YOUR OBJECTIVE: Copy the data below exactly.

======== GIVEN DATA

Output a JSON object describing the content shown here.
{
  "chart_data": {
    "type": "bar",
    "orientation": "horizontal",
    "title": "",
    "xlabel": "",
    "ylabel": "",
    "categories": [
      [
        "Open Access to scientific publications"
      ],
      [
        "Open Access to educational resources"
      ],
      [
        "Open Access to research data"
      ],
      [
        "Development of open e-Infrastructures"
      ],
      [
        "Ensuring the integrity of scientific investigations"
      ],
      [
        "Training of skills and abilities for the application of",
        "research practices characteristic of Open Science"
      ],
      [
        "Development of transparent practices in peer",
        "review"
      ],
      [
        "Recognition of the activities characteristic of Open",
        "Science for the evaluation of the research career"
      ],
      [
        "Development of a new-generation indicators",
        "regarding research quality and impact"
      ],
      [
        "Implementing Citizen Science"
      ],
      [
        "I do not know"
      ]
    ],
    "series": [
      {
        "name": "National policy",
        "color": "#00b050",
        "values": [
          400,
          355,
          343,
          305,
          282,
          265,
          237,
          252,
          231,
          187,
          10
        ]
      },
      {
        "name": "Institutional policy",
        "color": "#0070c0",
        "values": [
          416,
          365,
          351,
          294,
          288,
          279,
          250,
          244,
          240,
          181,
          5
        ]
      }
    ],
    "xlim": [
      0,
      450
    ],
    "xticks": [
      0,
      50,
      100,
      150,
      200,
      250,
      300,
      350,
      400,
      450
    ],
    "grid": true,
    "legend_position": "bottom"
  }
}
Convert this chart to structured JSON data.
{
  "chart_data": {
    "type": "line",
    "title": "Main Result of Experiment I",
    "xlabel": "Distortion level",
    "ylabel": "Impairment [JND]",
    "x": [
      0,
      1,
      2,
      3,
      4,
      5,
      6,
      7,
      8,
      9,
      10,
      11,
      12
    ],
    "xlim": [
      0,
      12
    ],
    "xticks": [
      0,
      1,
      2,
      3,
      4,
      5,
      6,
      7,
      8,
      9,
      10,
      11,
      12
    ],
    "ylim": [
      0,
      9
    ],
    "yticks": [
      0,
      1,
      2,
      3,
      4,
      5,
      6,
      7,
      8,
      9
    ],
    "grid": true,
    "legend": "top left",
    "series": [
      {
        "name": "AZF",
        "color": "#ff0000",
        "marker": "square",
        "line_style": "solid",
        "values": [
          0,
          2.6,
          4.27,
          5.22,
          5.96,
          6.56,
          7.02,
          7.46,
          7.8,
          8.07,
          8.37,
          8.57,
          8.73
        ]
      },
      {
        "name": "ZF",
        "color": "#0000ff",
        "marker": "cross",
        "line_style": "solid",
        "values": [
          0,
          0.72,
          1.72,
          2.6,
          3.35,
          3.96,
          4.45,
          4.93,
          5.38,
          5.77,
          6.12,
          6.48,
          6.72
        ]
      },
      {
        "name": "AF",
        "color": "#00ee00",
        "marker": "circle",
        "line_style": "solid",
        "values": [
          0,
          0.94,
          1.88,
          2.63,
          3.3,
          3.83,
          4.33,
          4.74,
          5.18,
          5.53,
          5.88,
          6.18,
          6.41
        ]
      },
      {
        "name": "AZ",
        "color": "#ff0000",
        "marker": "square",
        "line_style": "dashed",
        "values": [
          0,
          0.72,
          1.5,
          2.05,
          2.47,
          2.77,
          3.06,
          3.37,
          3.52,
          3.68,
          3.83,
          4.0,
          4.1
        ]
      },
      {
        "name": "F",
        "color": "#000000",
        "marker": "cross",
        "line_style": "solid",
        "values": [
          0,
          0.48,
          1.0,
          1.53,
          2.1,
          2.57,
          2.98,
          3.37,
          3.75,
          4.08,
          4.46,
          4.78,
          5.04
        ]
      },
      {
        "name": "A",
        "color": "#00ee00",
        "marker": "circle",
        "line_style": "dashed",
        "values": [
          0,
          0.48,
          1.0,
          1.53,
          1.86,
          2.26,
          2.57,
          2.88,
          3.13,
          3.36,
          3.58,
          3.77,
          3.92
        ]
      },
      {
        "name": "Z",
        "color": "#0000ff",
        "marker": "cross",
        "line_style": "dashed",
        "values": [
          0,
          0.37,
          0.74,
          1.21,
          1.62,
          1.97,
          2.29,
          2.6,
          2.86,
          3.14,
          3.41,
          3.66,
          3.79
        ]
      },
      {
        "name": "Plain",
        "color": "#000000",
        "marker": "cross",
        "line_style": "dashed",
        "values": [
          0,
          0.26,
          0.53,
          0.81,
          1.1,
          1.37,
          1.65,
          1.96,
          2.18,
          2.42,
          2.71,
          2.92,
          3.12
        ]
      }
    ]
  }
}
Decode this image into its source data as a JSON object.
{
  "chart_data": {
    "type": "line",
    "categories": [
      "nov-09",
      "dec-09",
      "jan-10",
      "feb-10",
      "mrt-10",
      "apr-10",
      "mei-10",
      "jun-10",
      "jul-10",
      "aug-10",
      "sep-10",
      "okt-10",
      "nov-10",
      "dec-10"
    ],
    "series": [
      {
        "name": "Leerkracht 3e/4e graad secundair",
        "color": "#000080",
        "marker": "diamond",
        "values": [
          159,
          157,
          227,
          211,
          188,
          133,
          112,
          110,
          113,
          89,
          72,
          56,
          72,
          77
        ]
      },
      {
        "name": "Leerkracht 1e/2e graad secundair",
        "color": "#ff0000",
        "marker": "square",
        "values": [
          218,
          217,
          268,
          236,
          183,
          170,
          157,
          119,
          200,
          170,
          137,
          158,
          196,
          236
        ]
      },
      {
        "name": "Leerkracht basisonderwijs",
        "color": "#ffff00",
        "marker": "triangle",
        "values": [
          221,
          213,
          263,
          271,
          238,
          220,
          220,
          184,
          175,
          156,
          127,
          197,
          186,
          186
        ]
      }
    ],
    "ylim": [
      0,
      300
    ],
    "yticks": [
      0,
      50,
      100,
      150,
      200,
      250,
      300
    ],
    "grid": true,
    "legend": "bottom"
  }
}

================

ANSWER FOR THIS EXERCISE:
Output a JSON object describing the content shown here.
{
  "chart_data": {
    "type": "bar",
    "orientation": "horizontal",
    "title": "",
    "xlabel": "",
    "ylabel": "",
    "categories": [
      [
        "Open Access to scientific publications"
      ],
      [
        "Open Access to educational resources"
      ],
      [
        "Open Access to research data"
      ],
      [
        "Development of open e-Infrastructures"
      ],
      [
        "Ensuring the integrity of scientific investigations"
      ],
      [
        "Training of skills and abilities for the application of",
        "research practices characteristic of Open Science"
      ],
      [
        "Development of transparent practices in peer",
        "review"
      ],
      [
        "Recognition of the activities characteristic of Open",
        "Science for the evaluation of the research career"
      ],
      [
        "Development of a new-generation indicators",
        "regarding research quality and impact"
      ],
      [
        "Implementing Citizen Science"
      ],
      [
        "I do not know"
      ]
    ],
    "series": [
      {
        "name": "National policy",
        "color": "#00b050",
        "values": [
          400,
          355,
          343,
          305,
          282,
          265,
          237,
          252,
          231,
          187,
          10
        ]
      },
      {
        "name": "Institutional policy",
        "color": "#0070c0",
        "values": [
          416,
          365,
          351,
          294,
          288,
          279,
          250,
          244,
          240,
          181,
          5
        ]
      }
    ],
    "xlim": [
      0,
      450
    ],
    "xticks": [
      0,
      50,
      100,
      150,
      200,
      250,
      300,
      350,
      400,
      450
    ],
    "grid": true,
    "legend_position": "bottom"
  }
}
Convert this chart to structured JSON data.
{
  "chart_data": {
    "type": "line",
    "title": "Main Result of Experiment I",
    "xlabel": "Distortion level",
    "ylabel": "Impairment [JND]",
    "x": [
      0,
      1,
      2,
      3,
      4,
      5,
      6,
      7,
      8,
      9,
      10,
      11,
      12
    ],
    "xlim": [
      0,
      12
    ],
    "xticks": [
      0,
      1,
      2,
      3,
      4,
      5,
      6,
      7,
      8,
      9,
      10,
      11,
      12
    ],
    "ylim": [
      0,
      9
    ],
    "yticks": [
      0,
      1,
      2,
      3,
      4,
      5,
      6,
      7,
      8,
      9
    ],
    "grid": true,
    "legend": "top left",
    "series": [
      {
        "name": "AZF",
        "color": "#ff0000",
        "marker": "square",
        "line_style": "solid",
        "values": [
          0,
          2.6,
          4.27,
          5.22,
          5.96,
          6.56,
          7.02,
          7.46,
          7.8,
          8.07,
          8.37,
          8.57,
          8.73
        ]
      },
      {
        "name": "ZF",
        "color": "#0000ff",
        "marker": "cross",
        "line_style": "solid",
        "values": [
          0,
          0.72,
          1.72,
          2.6,
          3.35,
          3.96,
          4.45,
          4.93,
          5.38,
          5.77,
          6.12,
          6.48,
          6.72
        ]
      },
      {
        "name": "AF",
        "color": "#00ee00",
        "marker": "circle",
        "line_style": "solid",
        "values": [
          0,
          0.94,
          1.88,
          2.63,
          3.3,
          3.83,
          4.33,
          4.74,
          5.18,
          5.53,
          5.88,
          6.18,
          6.41
        ]
      },
      {
        "name": "AZ",
        "color": "#ff0000",
        "marker": "square",
        "line_style": "dashed",
        "values": [
          0,
          0.72,
          1.5,
          2.05,
          2.47,
          2.77,
          3.06,
          3.37,
          3.52,
          3.68,
          3.83,
          4.0,
          4.1
        ]
      },
      {
        "name": "F",
        "color": "#000000",
        "marker": "cross",
        "line_style": "solid",
        "values": [
          0,
          0.48,
          1.0,
          1.53,
          2.1,
          2.57,
          2.98,
          3.37,
          3.75,
          4.08,
          4.46,
          4.78,
          5.04
        ]
      },
      {
        "name": "A",
        "color": "#00ee00",
        "marker": "circle",
        "line_style": "dashed",
        "values": [
          0,
          0.48,
          1.0,
          1.53,
          1.86,
          2.26,
          2.57,
          2.88,
          3.13,
          3.36,
          3.58,
          3.77,
          3.92
        ]
      },
      {
        "name": "Z",
        "color": "#0000ff",
        "marker": "cross",
        "line_style": "dashed",
        "values": [
          0,
          0.37,
          0.74,
          1.21,
          1.62,
          1.97,
          2.29,
          2.6,
          2.86,
          3.14,
          3.41,
          3.66,
          3.79
        ]
      },
      {
        "name": "Plain",
        "color": "#000000",
        "marker": "cross",
        "line_style": "dashed",
        "values": [
          0,
          0.26,
          0.53,
          0.81,
          1.1,
          1.37,
          1.65,
          1.96,
          2.18,
          2.42,
          2.71,
          2.92,
          3.12
        ]
      }
    ]
  }
}
Decode this image into its source data as a JSON object.
{
  "chart_data": {
    "type": "line",
    "categories": [
      "nov-09",
      "dec-09",
      "jan-10",
      "feb-10",
      "mrt-10",
      "apr-10",
      "mei-10",
      "jun-10",
      "jul-10",
      "aug-10",
      "sep-10",
      "okt-10",
      "nov-10",
      "dec-10"
    ],
    "series": [
      {
        "name": "Leerkracht 3e/4e graad secundair",
        "color": "#000080",
        "marker": "diamond",
        "values": [
          159,
          157,
          227,
          211,
          188,
          133,
          112,
          110,
          113,
          89,
          72,
          56,
          72,
          77
        ]
      },
      {
        "name": "Leerkracht 1e/2e graad secundair",
        "color": "#ff0000",
        "marker": "square",
        "values": [
          218,
          217,
          268,
          236,
          183,
          170,
          157,
          119,
          200,
          170,
          137,
          158,
          196,
          236
        ]
      },
      {
        "name": "Leerkracht basisonderwijs",
        "color": "#ffff00",
        "marker": "triangle",
        "values": [
          221,
          213,
          263,
          271,
          238,
          220,
          220,
          184,
          175,
          156,
          127,
          197,
          186,
          186
        ]
      }
    ],
    "ylim": [
      0,
      300
    ],
    "yticks": [
      0,
      50,
      100,
      150,
      200,
      250,
      300
    ],
    "grid": true,
    "legend": "bottom"
  }
}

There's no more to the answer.